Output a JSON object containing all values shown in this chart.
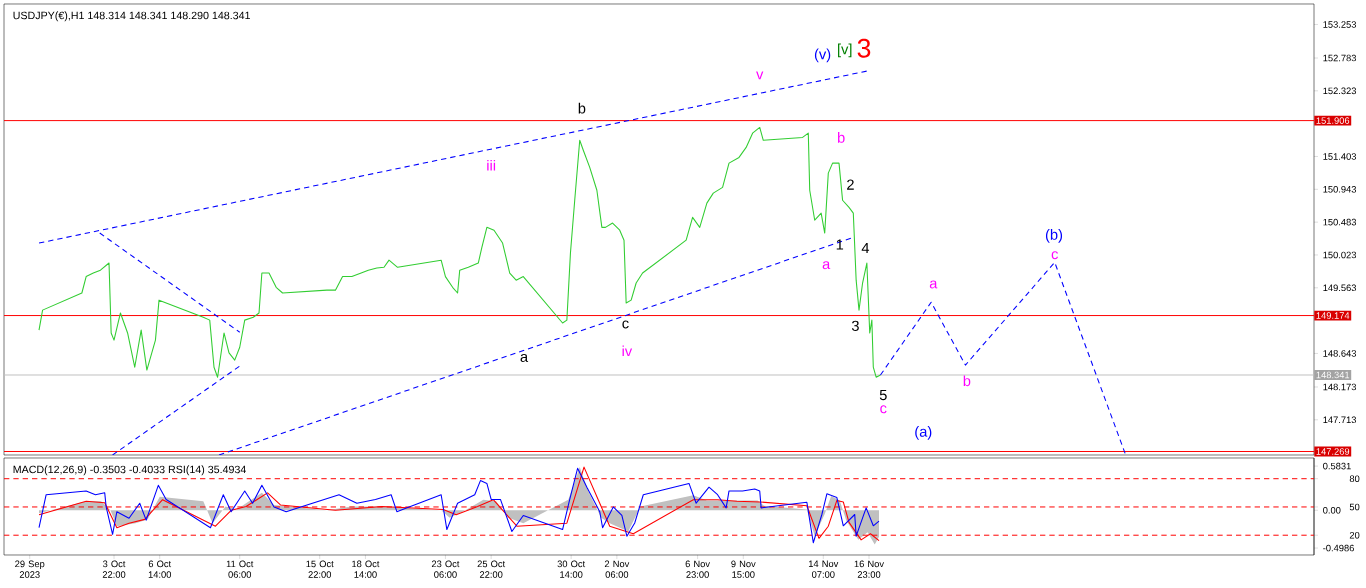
{
  "chart_data": [
    {
      "type": "line",
      "title": "USDJPY(€),H1  148.314 148.341 148.290 148.341",
      "xlim": [
        "2023-09-27T12:00",
        "2023-12-12T22:00"
      ],
      "ylim": [
        147.22,
        153.54
      ],
      "yticks": [
        153.253,
        152.783,
        152.323,
        151.403,
        150.943,
        150.483,
        150.023,
        149.563,
        148.643,
        148.173,
        147.713
      ],
      "tick_labels": "y",
      "series": [
        {
          "color": "#32cd32",
          "x": [
            "2023-09-29T13:00",
            "2023-09-29T18:00",
            "2023-10-02T01:00",
            "2023-10-02T07:00",
            "2023-10-02T17:00",
            "2023-10-03T03:00",
            "2023-10-03T15:00",
            "2023-10-03T18:00",
            "2023-10-03T22:00",
            "2023-10-04T07:00",
            "2023-10-04T17:00",
            "2023-10-05T03:00",
            "2023-10-05T12:00",
            "2023-10-05T20:00",
            "2023-10-06T08:00",
            "2023-10-06T13:00",
            "2023-10-09T03:00",
            "2023-10-09T12:00",
            "2023-10-09T18:00",
            "2023-10-09T23:00",
            "2023-10-10T08:00",
            "2023-10-10T15:00",
            "2023-10-10T23:00",
            "2023-10-11T06:00",
            "2023-10-11T13:00",
            "2023-10-12T01:00",
            "2023-10-12T09:00",
            "2023-10-12T13:00",
            "2023-10-12T23:00",
            "2023-10-13T09:00",
            "2023-10-13T18:00",
            "2023-10-16T08:00",
            "2023-10-16T20:00",
            "2023-10-17T06:00",
            "2023-10-17T19:00",
            "2023-10-18T08:00",
            "2023-10-18T18:00",
            "2023-10-19T06:00",
            "2023-10-19T16:00",
            "2023-10-19T23:00",
            "2023-10-20T11:00",
            "2023-10-23T00:00",
            "2023-10-23T06:00",
            "2023-10-23T16:00",
            "2023-10-23T23:00",
            "2023-10-24T02:00",
            "2023-10-24T14:00",
            "2023-10-25T04:00",
            "2023-10-25T09:00",
            "2023-10-25T16:00",
            "2023-10-26T02:00",
            "2023-10-26T14:00",
            "2023-10-27T00:00",
            "2023-10-27T09:00",
            "2023-10-27T19:00",
            "2023-10-30T02:00",
            "2023-10-30T08:00",
            "2023-10-30T13:00",
            "2023-10-30T19:00",
            "2023-10-31T02:00",
            "2023-10-31T07:00",
            "2023-10-31T16:00",
            "2023-11-01T02:00",
            "2023-11-01T09:00",
            "2023-11-01T14:00",
            "2023-11-02T00:00",
            "2023-11-02T10:00",
            "2023-11-02T16:00",
            "2023-11-02T19:00",
            "2023-11-03T02:00",
            "2023-11-03T09:00",
            "2023-11-03T18:00",
            "2023-11-06T07:00",
            "2023-11-06T16:00",
            "2023-11-07T02:00",
            "2023-11-07T12:00",
            "2023-11-07T21:00",
            "2023-11-08T10:00",
            "2023-11-08T19:00",
            "2023-11-09T09:00",
            "2023-11-09T19:00",
            "2023-11-10T04:00",
            "2023-11-10T14:00",
            "2023-11-10T19:00",
            "2023-11-13T02:00",
            "2023-11-13T10:00",
            "2023-11-13T12:00",
            "2023-11-13T19:00",
            "2023-11-14T04:00",
            "2023-11-14T09:00",
            "2023-11-14T14:00",
            "2023-11-14T20:00",
            "2023-11-15T05:00",
            "2023-11-15T10:00",
            "2023-11-15T19:00",
            "2023-11-16T01:00",
            "2023-11-16T05:00",
            "2023-11-16T09:00",
            "2023-11-16T14:00",
            "2023-11-16T20:00",
            "2023-11-17T00:00",
            "2023-11-17T03:00",
            "2023-11-17T05:00",
            "2023-11-17T09:00",
            "2023-11-17T15:00"
          ],
          "values": [
            148.97,
            149.25,
            149.49,
            149.72,
            149.77,
            149.81,
            149.91,
            148.93,
            148.83,
            149.21,
            148.93,
            148.45,
            148.97,
            148.41,
            148.83,
            149.39,
            149.15,
            149.11,
            148.45,
            148.31,
            148.93,
            148.65,
            148.55,
            148.73,
            149.11,
            149.15,
            149.21,
            149.77,
            149.77,
            149.57,
            149.49,
            149.53,
            149.53,
            149.72,
            149.72,
            149.77,
            149.81,
            149.84,
            149.85,
            149.95,
            149.85,
            149.95,
            149.72,
            149.57,
            149.49,
            149.81,
            149.85,
            149.91,
            150.13,
            150.41,
            150.37,
            150.19,
            149.77,
            149.67,
            149.72,
            149.07,
            149.11,
            150.05,
            150.79,
            151.63,
            151.49,
            151.25,
            150.93,
            150.41,
            150.41,
            150.47,
            150.37,
            150.23,
            149.35,
            149.39,
            149.63,
            149.77,
            150.23,
            150.55,
            150.41,
            150.75,
            150.89,
            150.97,
            151.31,
            151.39,
            151.53,
            151.73,
            151.81,
            151.63,
            151.67,
            151.73,
            150.93,
            150.51,
            150.61,
            150.33,
            151.17,
            151.31,
            151.31,
            150.79,
            150.69,
            150.61,
            149.67,
            149.25,
            149.63,
            149.91,
            148.93,
            149.11,
            148.45,
            148.31,
            148.34
          ]
        },
        {
          "color": "#0000ff",
          "line_style": "dashed",
          "x": [
            "2023-09-29T13:00",
            "2023-11-16T20:00"
          ],
          "values": [
            150.19,
            152.6
          ]
        },
        {
          "color": "#0000ff",
          "line_style": "dashed",
          "x": [
            "2023-10-10T01:00",
            "2023-11-15T22:00"
          ],
          "values": [
            147.22,
            150.26
          ]
        },
        {
          "color": "#0000ff",
          "line_style": "dashed",
          "x": [
            "2023-10-03T02:00",
            "2023-10-11T06:00"
          ],
          "values": [
            150.33,
            148.94
          ]
        },
        {
          "color": "#0000ff",
          "line_style": "dashed",
          "x": [
            "2023-10-03T20:00",
            "2023-10-11T08:00"
          ],
          "values": [
            147.22,
            148.48
          ]
        },
        {
          "color": "#0000ff",
          "line_style": "dashed",
          "x": [
            "2023-11-17T15:00",
            "2023-11-20T14:00",
            "2023-11-22T14:00",
            "2023-11-27T19:00",
            "2023-12-01T22:00"
          ],
          "values": [
            148.34,
            149.36,
            148.48,
            149.92,
            147.23
          ]
        }
      ],
      "ref_lines": [
        {
          "axis": "y",
          "value": 151.906,
          "label": "151.906",
          "color": "#ff0000"
        },
        {
          "axis": "y",
          "value": 149.174,
          "label": "149.174",
          "color": "#ff0000"
        },
        {
          "axis": "y",
          "value": 147.269,
          "label": "147.269",
          "color": "#ff0000"
        },
        {
          "axis": "y",
          "value": 148.341,
          "label": "148.341",
          "color": "#c0c0c0"
        }
      ],
      "annotations": [
        "iii",
        "b",
        "v",
        "(v)",
        "[v]",
        "3",
        "b",
        "2",
        "1",
        "a",
        "4",
        "3",
        "a",
        "c",
        "iv",
        "5",
        "c",
        "(a)",
        "a",
        "b",
        "(b)",
        "c"
      ]
    },
    {
      "type": "line",
      "title": "MACD(12,26,9) -0.3503 -0.4033  RSI(14) 35.4934",
      "xlim": [
        "2023-09-27T12:00",
        "2023-12-12T22:00"
      ],
      "xticks": [
        {
          "value": "2023-09-29",
          "label": "29 Sep 2023"
        },
        {
          "value": "2023-10-03T22:00",
          "label": "3 Oct 22:00"
        },
        {
          "value": "2023-10-06T14:00",
          "label": "6 Oct 14:00"
        },
        {
          "value": "2023-10-11T06:00",
          "label": "11 Oct 06:00"
        },
        {
          "value": "2023-10-15T22:00",
          "label": "15 Oct 22:00"
        },
        {
          "value": "2023-10-18T14:00",
          "label": "18 Oct 14:00"
        },
        {
          "value": "2023-10-23T06:00",
          "label": "23 Oct 06:00"
        },
        {
          "value": "2023-10-25T22:00",
          "label": "25 Oct 22:00"
        },
        {
          "value": "2023-10-30T14:00",
          "label": "30 Oct 14:00"
        },
        {
          "value": "2023-11-02T06:00",
          "label": "2 Nov 06:00"
        },
        {
          "value": "2023-11-06T23:00",
          "label": "6 Nov 23:00"
        },
        {
          "value": "2023-11-09T15:00",
          "label": "9 Nov 15:00"
        },
        {
          "value": "2023-11-14T07:00",
          "label": "14 Nov 07:00"
        },
        {
          "value": "2023-11-16T23:00",
          "label": "16 Nov 23:00"
        }
      ],
      "ylim": [
        -0.59,
        0.69
      ],
      "yticks": [
        0.5831,
        {
          "value": 0,
          "label": "0.00"
        },
        -0.4986
      ],
      "y2lim": [
        -1,
        102
      ],
      "y2ticks": [
        80,
        50,
        20
      ],
      "series": [
        {
          "type": "area",
          "color": "#c0c0c0",
          "x": [
            "2023-09-29T13:00",
            "2023-10-02T07:00",
            "2023-10-03T04:00",
            "2023-10-03T17:00",
            "2023-10-04T02:00",
            "2023-10-05T04:00",
            "2023-10-05T21:00",
            "2023-10-06T14:00",
            "2023-10-09T03:00",
            "2023-10-09T16:00",
            "2023-10-10T10:00",
            "2023-10-11T02:00",
            "2023-10-11T19:00",
            "2023-10-12T13:00",
            "2023-10-13T06:00",
            "2023-10-16T08:00",
            "2023-10-17T18:00",
            "2023-10-19T13:00",
            "2023-10-23T00:00",
            "2023-10-23T12:00",
            "2023-10-24T10:00",
            "2023-10-25T11:00",
            "2023-10-26T05:00",
            "2023-10-26T22:00",
            "2023-10-27T19:00",
            "2023-10-30T10:00",
            "2023-10-31T02:00",
            "2023-10-31T14:00",
            "2023-11-01T08:00",
            "2023-11-01T20:00",
            "2023-11-02T22:00",
            "2023-11-03T15:00",
            "2023-11-06T17:00",
            "2023-11-07T12:00",
            "2023-11-08T21:00",
            "2023-11-10T11:00",
            "2023-11-10T20:00",
            "2023-11-13T08:00",
            "2023-11-13T19:00",
            "2023-11-14T09:00",
            "2023-11-14T18:00",
            "2023-11-15T06:00",
            "2023-11-15T15:00",
            "2023-11-16T08:00",
            "2023-11-16T21:00",
            "2023-11-17T07:00",
            "2023-11-17T13:00"
          ],
          "values": [
            -0.04,
            0.12,
            0.12,
            0,
            -0.21,
            -0.17,
            -0.12,
            0.18,
            0.12,
            -0.17,
            0.05,
            0.01,
            0.12,
            0.23,
            0.07,
            0,
            0.05,
            0.05,
            0,
            -0.1,
            0,
            0.14,
            0.12,
            -0.1,
            -0.17,
            0.14,
            0.57,
            0.25,
            -0.1,
            -0.17,
            -0.28,
            0.05,
            0.2,
            0.13,
            0.13,
            0.13,
            0.06,
            0.01,
            -0.34,
            -0.05,
            0.19,
            0.13,
            -0.13,
            -0.39,
            -0.29,
            -0.45,
            -0.35
          ]
        },
        {
          "color": "#ff0000",
          "x": [
            "2023-09-29T13:00",
            "2023-10-02T07:00",
            "2023-10-03T09:00",
            "2023-10-04T02:00",
            "2023-10-04T19:00",
            "2023-10-05T17:00",
            "2023-10-06T18:00",
            "2023-10-09T20:00",
            "2023-10-10T18:00",
            "2023-10-11T15:00",
            "2023-10-12T21:00",
            "2023-10-13T15:00",
            "2023-10-16T20:00",
            "2023-10-19T13:00",
            "2023-10-23T03:00",
            "2023-10-23T21:00",
            "2023-10-25T03:00",
            "2023-10-26T01:00",
            "2023-10-27T10:00",
            "2023-10-30T08:00",
            "2023-10-31T08:00",
            "2023-11-01T08:00",
            "2023-11-01T20:00",
            "2023-11-03T05:00",
            "2023-11-06T17:00",
            "2023-11-08T03:00",
            "2023-11-09T06:00",
            "2023-11-10T14:00",
            "2023-11-13T08:00",
            "2023-11-14T01:00",
            "2023-11-14T14:00",
            "2023-11-15T02:00",
            "2023-11-15T11:00",
            "2023-11-15T19:00",
            "2023-11-16T12:00",
            "2023-11-17T01:00",
            "2023-11-17T13:00"
          ],
          "values": [
            -0.06,
            0.12,
            0.1,
            -0.23,
            -0.17,
            -0.12,
            0.14,
            -0.21,
            0,
            0.05,
            0.23,
            0.07,
            0,
            0.05,
            0.01,
            -0.06,
            0.05,
            0.14,
            -0.21,
            -0.17,
            0.57,
            0.05,
            -0.21,
            -0.31,
            0.14,
            0.14,
            0.12,
            0.11,
            0.06,
            -0.37,
            -0.21,
            0.13,
            0.11,
            -0.16,
            -0.39,
            -0.31,
            -0.4
          ]
        },
        {
          "color": "#0000ff",
          "axis": "y2",
          "x": [
            "2023-09-29T13:00",
            "2023-09-29T23:00",
            "2023-10-02T07:00",
            "2023-10-02T20:00",
            "2023-10-03T09:00",
            "2023-10-03T11:00",
            "2023-10-03T20:00",
            "2023-10-04T02:00",
            "2023-10-04T19:00",
            "2023-10-05T10:00",
            "2023-10-05T19:00",
            "2023-10-06T12:00",
            "2023-10-06T23:00",
            "2023-10-09T13:00",
            "2023-10-10T07:00",
            "2023-10-10T18:00",
            "2023-10-11T13:00",
            "2023-10-12T00:00",
            "2023-10-12T13:00",
            "2023-10-13T06:00",
            "2023-10-13T23:00",
            "2023-10-17T01:00",
            "2023-10-18T02:00",
            "2023-10-19T04:00",
            "2023-10-20T02:00",
            "2023-10-20T10:00",
            "2023-10-23T00:00",
            "2023-10-23T08:00",
            "2023-10-23T23:00",
            "2023-10-24T23:00",
            "2023-10-25T07:00",
            "2023-10-25T16:00",
            "2023-10-25T22:00",
            "2023-10-26T11:00",
            "2023-10-27T03:00",
            "2023-10-27T19:00",
            "2023-10-30T02:00",
            "2023-10-30T12:00",
            "2023-10-30T23:00",
            "2023-10-31T12:00",
            "2023-11-01T06:00",
            "2023-11-01T10:00",
            "2023-11-02T01:00",
            "2023-11-02T13:00",
            "2023-11-02T20:00",
            "2023-11-03T07:00",
            "2023-11-03T19:00",
            "2023-11-06T11:00",
            "2023-11-06T21:00",
            "2023-11-07T15:00",
            "2023-11-08T03:00",
            "2023-11-08T15:00",
            "2023-11-08T19:00",
            "2023-11-09T14:00",
            "2023-11-10T07:00",
            "2023-11-10T14:00",
            "2023-11-10T16:00",
            "2023-11-13T08:00",
            "2023-11-13T17:00",
            "2023-11-14T05:00",
            "2023-11-14T12:00",
            "2023-11-15T02:00",
            "2023-11-15T11:00",
            "2023-11-16T03:00",
            "2023-11-16T05:00",
            "2023-11-16T19:00",
            "2023-11-17T05:00",
            "2023-11-17T13:00"
          ],
          "values": [
            28,
            63,
            67,
            63,
            65,
            50,
            21,
            45,
            38,
            54,
            36,
            73,
            58,
            28,
            63,
            45,
            67,
            54,
            73,
            50,
            45,
            63,
            54,
            58,
            63,
            45,
            63,
            26,
            54,
            63,
            78,
            75,
            58,
            58,
            24,
            41,
            26,
            58,
            91,
            71,
            45,
            28,
            50,
            41,
            19,
            33,
            63,
            75,
            54,
            71,
            63,
            49,
            67,
            67,
            69,
            67,
            49,
            55,
            12,
            42,
            64,
            60,
            30,
            42,
            19,
            49,
            30,
            35
          ]
        }
      ],
      "ref_lines": [
        {
          "axis": "y2",
          "value": 80,
          "color": "#ff0000",
          "line_style": "dashed"
        },
        {
          "axis": "y2",
          "value": 50,
          "color": "#ff0000",
          "line_style": "dashed"
        },
        {
          "axis": "y2",
          "value": 20,
          "color": "#ff0000",
          "line_style": "dashed"
        }
      ]
    }
  ]
}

▬▬▬▬▬▬▬▬▬▬

## [Written problem]
Gather, from the listing above, every line carrying the word "title".

## [Final answer]
      "title": "USDJPY(€),H1  148.314 148.341 148.290 148.341",
      "title": "MACD(12,26,9) -0.3503 -0.4033  RSI(14) 35.4934",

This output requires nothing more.